- What is needed
An exact retyping of every record is required.
(Beginning of Records for this task)
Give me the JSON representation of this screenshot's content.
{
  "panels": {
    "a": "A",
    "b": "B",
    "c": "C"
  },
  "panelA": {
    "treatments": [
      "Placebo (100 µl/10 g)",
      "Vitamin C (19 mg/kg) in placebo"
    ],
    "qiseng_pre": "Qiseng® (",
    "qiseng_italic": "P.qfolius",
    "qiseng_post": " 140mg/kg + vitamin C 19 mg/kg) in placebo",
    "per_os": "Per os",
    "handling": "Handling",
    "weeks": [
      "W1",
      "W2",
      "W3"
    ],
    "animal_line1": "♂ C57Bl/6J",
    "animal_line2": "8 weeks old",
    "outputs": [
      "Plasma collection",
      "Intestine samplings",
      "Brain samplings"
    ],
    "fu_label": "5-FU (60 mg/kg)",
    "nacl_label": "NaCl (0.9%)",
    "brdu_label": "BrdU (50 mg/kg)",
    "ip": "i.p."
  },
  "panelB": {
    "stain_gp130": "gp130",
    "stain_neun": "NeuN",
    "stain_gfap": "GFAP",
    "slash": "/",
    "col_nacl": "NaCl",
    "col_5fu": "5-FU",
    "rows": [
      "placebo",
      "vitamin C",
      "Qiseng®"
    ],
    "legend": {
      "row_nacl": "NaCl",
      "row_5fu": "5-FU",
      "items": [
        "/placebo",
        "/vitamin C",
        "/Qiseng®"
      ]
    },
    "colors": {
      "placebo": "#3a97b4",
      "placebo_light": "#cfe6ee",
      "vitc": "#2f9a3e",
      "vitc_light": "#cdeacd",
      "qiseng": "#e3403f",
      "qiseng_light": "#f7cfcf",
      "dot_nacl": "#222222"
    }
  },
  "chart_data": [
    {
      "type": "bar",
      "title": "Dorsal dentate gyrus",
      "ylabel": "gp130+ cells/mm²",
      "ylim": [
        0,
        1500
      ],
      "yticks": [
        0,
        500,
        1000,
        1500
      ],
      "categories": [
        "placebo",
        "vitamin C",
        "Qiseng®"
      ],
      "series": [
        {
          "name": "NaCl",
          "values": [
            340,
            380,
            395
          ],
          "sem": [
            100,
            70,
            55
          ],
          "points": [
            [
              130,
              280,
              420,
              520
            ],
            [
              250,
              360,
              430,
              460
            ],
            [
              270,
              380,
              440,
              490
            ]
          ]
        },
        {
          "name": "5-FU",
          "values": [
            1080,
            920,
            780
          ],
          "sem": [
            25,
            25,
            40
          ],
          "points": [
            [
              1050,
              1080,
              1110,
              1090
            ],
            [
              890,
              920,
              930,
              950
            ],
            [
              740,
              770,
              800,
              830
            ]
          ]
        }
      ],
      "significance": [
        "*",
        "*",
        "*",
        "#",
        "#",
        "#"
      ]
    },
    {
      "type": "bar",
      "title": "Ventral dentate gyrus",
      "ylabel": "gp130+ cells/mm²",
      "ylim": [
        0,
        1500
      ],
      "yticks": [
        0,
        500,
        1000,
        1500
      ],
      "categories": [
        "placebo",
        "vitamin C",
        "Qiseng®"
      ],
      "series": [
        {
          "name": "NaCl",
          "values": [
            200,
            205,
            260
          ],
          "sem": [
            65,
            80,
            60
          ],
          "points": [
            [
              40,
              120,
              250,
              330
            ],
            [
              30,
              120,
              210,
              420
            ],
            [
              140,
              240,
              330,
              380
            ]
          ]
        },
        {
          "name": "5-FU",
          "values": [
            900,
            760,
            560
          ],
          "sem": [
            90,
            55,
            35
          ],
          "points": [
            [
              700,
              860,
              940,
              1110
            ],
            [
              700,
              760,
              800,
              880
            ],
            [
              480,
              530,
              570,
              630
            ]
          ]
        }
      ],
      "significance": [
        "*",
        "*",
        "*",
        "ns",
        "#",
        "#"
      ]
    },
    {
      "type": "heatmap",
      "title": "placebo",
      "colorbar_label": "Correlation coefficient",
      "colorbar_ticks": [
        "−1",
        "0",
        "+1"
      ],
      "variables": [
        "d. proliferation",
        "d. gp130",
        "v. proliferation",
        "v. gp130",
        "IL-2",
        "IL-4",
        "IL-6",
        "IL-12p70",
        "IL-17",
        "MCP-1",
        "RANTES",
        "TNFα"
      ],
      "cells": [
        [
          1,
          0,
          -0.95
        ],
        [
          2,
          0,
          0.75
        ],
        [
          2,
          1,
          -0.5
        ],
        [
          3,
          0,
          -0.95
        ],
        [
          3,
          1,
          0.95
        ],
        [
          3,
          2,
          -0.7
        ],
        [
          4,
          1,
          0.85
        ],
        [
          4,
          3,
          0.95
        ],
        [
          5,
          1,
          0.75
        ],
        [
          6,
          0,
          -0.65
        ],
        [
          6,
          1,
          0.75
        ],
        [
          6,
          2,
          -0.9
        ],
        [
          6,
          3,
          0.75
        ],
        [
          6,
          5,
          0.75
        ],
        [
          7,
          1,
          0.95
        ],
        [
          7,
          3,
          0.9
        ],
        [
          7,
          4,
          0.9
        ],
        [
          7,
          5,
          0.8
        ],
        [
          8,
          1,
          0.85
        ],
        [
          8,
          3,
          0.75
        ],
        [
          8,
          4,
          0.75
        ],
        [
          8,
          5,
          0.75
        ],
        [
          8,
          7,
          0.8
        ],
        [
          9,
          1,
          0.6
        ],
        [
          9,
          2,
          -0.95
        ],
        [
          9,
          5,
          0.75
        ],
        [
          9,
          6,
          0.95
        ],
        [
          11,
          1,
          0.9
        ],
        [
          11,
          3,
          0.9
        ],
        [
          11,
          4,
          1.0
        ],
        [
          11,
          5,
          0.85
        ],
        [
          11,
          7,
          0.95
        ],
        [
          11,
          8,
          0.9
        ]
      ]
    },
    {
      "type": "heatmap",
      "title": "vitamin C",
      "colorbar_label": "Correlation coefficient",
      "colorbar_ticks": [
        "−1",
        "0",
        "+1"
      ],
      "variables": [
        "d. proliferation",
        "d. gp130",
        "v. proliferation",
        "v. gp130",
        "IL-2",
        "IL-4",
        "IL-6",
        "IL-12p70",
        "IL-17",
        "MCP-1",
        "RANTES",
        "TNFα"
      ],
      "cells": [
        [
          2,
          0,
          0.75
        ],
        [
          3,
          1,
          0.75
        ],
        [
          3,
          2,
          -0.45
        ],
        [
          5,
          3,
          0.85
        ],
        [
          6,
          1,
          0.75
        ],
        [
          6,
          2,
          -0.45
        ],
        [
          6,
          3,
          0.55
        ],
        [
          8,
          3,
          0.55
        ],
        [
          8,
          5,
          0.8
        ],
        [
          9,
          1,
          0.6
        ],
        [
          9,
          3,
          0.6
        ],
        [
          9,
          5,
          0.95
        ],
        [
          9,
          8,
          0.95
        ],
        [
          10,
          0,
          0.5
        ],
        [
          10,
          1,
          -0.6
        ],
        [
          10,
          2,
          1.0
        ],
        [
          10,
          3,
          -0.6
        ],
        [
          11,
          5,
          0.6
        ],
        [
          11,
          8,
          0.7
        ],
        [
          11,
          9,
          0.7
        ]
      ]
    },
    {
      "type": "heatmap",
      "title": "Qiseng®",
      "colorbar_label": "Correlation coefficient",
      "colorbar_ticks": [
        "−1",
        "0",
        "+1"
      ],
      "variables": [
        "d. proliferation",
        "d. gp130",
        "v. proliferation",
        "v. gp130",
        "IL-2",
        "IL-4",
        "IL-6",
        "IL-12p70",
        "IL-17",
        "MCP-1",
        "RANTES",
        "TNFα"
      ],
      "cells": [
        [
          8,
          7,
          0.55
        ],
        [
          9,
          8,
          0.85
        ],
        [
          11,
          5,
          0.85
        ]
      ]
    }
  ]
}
(End of Records for this task)
- Exercise result
Give me the JSON representation of this screenshot's content.
{
  "panels": {
    "a": "A",
    "b": "B",
    "c": "C"
  },
  "panelA": {
    "treatments": [
      "Placebo (100 µl/10 g)",
      "Vitamin C (19 mg/kg) in placebo"
    ],
    "qiseng_pre": "Qiseng® (",
    "qiseng_italic": "P.qfolius",
    "qiseng_post": " 140mg/kg + vitamin C 19 mg/kg) in placebo",
    "per_os": "Per os",
    "handling": "Handling",
    "weeks": [
      "W1",
      "W2",
      "W3"
    ],
    "animal_line1": "♂ C57Bl/6J",
    "animal_line2": "8 weeks old",
    "outputs": [
      "Plasma collection",
      "Intestine samplings",
      "Brain samplings"
    ],
    "fu_label": "5-FU (60 mg/kg)",
    "nacl_label": "NaCl (0.9%)",
    "brdu_label": "BrdU (50 mg/kg)",
    "ip": "i.p."
  },
  "panelB": {
    "stain_gp130": "gp130",
    "stain_neun": "NeuN",
    "stain_gfap": "GFAP",
    "slash": "/",
    "col_nacl": "NaCl",
    "col_5fu": "5-FU",
    "rows": [
      "placebo",
      "vitamin C",
      "Qiseng®"
    ],
    "legend": {
      "row_nacl": "NaCl",
      "row_5fu": "5-FU",
      "items": [
        "/placebo",
        "/vitamin C",
        "/Qiseng®"
      ]
    },
    "colors": {
      "placebo": "#3a97b4",
      "placebo_light": "#cfe6ee",
      "vitc": "#2f9a3e",
      "vitc_light": "#cdeacd",
      "qiseng": "#e3403f",
      "qiseng_light": "#f7cfcf",
      "dot_nacl": "#222222"
    }
  },
  "chart_data": [
    {
      "type": "bar",
      "title": "Dorsal dentate gyrus",
      "ylabel": "gp130+ cells/mm²",
      "ylim": [
        0,
        1500
      ],
      "yticks": [
        0,
        500,
        1000,
        1500
      ],
      "categories": [
        "placebo",
        "vitamin C",
        "Qiseng®"
      ],
      "series": [
        {
          "name": "NaCl",
          "values": [
            340,
            380,
            395
          ],
          "sem": [
            100,
            70,
            55
          ],
          "points": [
            [
              130,
              280,
              420,
              520
            ],
            [
              250,
              360,
              430,
              460
            ],
            [
              270,
              380,
              440,
              490
            ]
          ]
        },
        {
          "name": "5-FU",
          "values": [
            1080,
            920,
            780
          ],
          "sem": [
            25,
            25,
            40
          ],
          "points": [
            [
              1050,
              1080,
              1110,
              1090
            ],
            [
              890,
              920,
              930,
              950
            ],
            [
              740,
              770,
              800,
              830
            ]
          ]
        }
      ],
      "significance": [
        "*",
        "*",
        "*",
        "#",
        "#",
        "#"
      ]
    },
    {
      "type": "bar",
      "title": "Ventral dentate gyrus",
      "ylabel": "gp130+ cells/mm²",
      "ylim": [
        0,
        1500
      ],
      "yticks": [
        0,
        500,
        1000,
        1500
      ],
      "categories": [
        "placebo",
        "vitamin C",
        "Qiseng®"
      ],
      "series": [
        {
          "name": "NaCl",
          "values": [
            200,
            205,
            260
          ],
          "sem": [
            65,
            80,
            60
          ],
          "points": [
            [
              40,
              120,
              250,
              330
            ],
            [
              30,
              120,
              210,
              420
            ],
            [
              140,
              240,
              330,
              380
            ]
          ]
        },
        {
          "name": "5-FU",
          "values": [
            900,
            760,
            560
          ],
          "sem": [
            90,
            55,
            35
          ],
          "points": [
            [
              700,
              860,
              940,
              1110
            ],
            [
              700,
              760,
              800,
              880
            ],
            [
              480,
              530,
              570,
              630
            ]
          ]
        }
      ],
      "significance": [
        "*",
        "*",
        "*",
        "ns",
        "#",
        "#"
      ]
    },
    {
      "type": "heatmap",
      "title": "placebo",
      "colorbar_label": "Correlation coefficient",
      "colorbar_ticks": [
        "−1",
        "0",
        "+1"
      ],
      "variables": [
        "d. proliferation",
        "d. gp130",
        "v. proliferation",
        "v. gp130",
        "IL-2",
        "IL-4",
        "IL-6",
        "IL-12p70",
        "IL-17",
        "MCP-1",
        "RANTES",
        "TNFα"
      ],
      "cells": [
        [
          1,
          0,
          -0.95
        ],
        [
          2,
          0,
          0.75
        ],
        [
          2,
          1,
          -0.5
        ],
        [
          3,
          0,
          -0.95
        ],
        [
          3,
          1,
          0.95
        ],
        [
          3,
          2,
          -0.7
        ],
        [
          4,
          1,
          0.85
        ],
        [
          4,
          3,
          0.95
        ],
        [
          5,
          1,
          0.75
        ],
        [
          6,
          0,
          -0.65
        ],
        [
          6,
          1,
          0.75
        ],
        [
          6,
          2,
          -0.9
        ],
        [
          6,
          3,
          0.75
        ],
        [
          6,
          5,
          0.75
        ],
        [
          7,
          1,
          0.95
        ],
        [
          7,
          3,
          0.9
        ],
        [
          7,
          4,
          0.9
        ],
        [
          7,
          5,
          0.8
        ],
        [
          8,
          1,
          0.85
        ],
        [
          8,
          3,
          0.75
        ],
        [
          8,
          4,
          0.75
        ],
        [
          8,
          5,
          0.75
        ],
        [
          8,
          7,
          0.8
        ],
        [
          9,
          1,
          0.6
        ],
        [
          9,
          2,
          -0.95
        ],
        [
          9,
          5,
          0.75
        ],
        [
          9,
          6,
          0.95
        ],
        [
          11,
          1,
          0.9
        ],
        [
          11,
          3,
          0.9
        ],
        [
          11,
          4,
          1.0
        ],
        [
          11,
          5,
          0.85
        ],
        [
          11,
          7,
          0.95
        ],
        [
          11,
          8,
          0.9
        ]
      ]
    },
    {
      "type": "heatmap",
      "title": "vitamin C",
      "colorbar_label": "Correlation coefficient",
      "colorbar_ticks": [
        "−1",
        "0",
        "+1"
      ],
      "variables": [
        "d. proliferation",
        "d. gp130",
        "v. proliferation",
        "v. gp130",
        "IL-2",
        "IL-4",
        "IL-6",
        "IL-12p70",
        "IL-17",
        "MCP-1",
        "RANTES",
        "TNFα"
      ],
      "cells": [
        [
          2,
          0,
          0.75
        ],
        [
          3,
          1,
          0.75
        ],
        [
          3,
          2,
          -0.45
        ],
        [
          5,
          3,
          0.85
        ],
        [
          6,
          1,
          0.75
        ],
        [
          6,
          2,
          -0.45
        ],
        [
          6,
          3,
          0.55
        ],
        [
          8,
          3,
          0.55
        ],
        [
          8,
          5,
          0.8
        ],
        [
          9,
          1,
          0.6
        ],
        [
          9,
          3,
          0.6
        ],
        [
          9,
          5,
          0.95
        ],
        [
          9,
          8,
          0.95
        ],
        [
          10,
          0,
          0.5
        ],
        [
          10,
          1,
          -0.6
        ],
        [
          10,
          2,
          1.0
        ],
        [
          10,
          3,
          -0.6
        ],
        [
          11,
          5,
          0.6
        ],
        [
          11,
          8,
          0.7
        ],
        [
          11,
          9,
          0.7
        ]
      ]
    },
    {
      "type": "heatmap",
      "title": "Qiseng®",
      "colorbar_label": "Correlation coefficient",
      "colorbar_ticks": [
        "−1",
        "0",
        "+1"
      ],
      "variables": [
        "d. proliferation",
        "d. gp130",
        "v. proliferation",
        "v. gp130",
        "IL-2",
        "IL-4",
        "IL-6",
        "IL-12p70",
        "IL-17",
        "MCP-1",
        "RANTES",
        "TNFα"
      ],
      "cells": [
        [
          8,
          7,
          0.55
        ],
        [
          9,
          8,
          0.85
        ],
        [
          11,
          5,
          0.85
        ]
      ]
    }
  ]
}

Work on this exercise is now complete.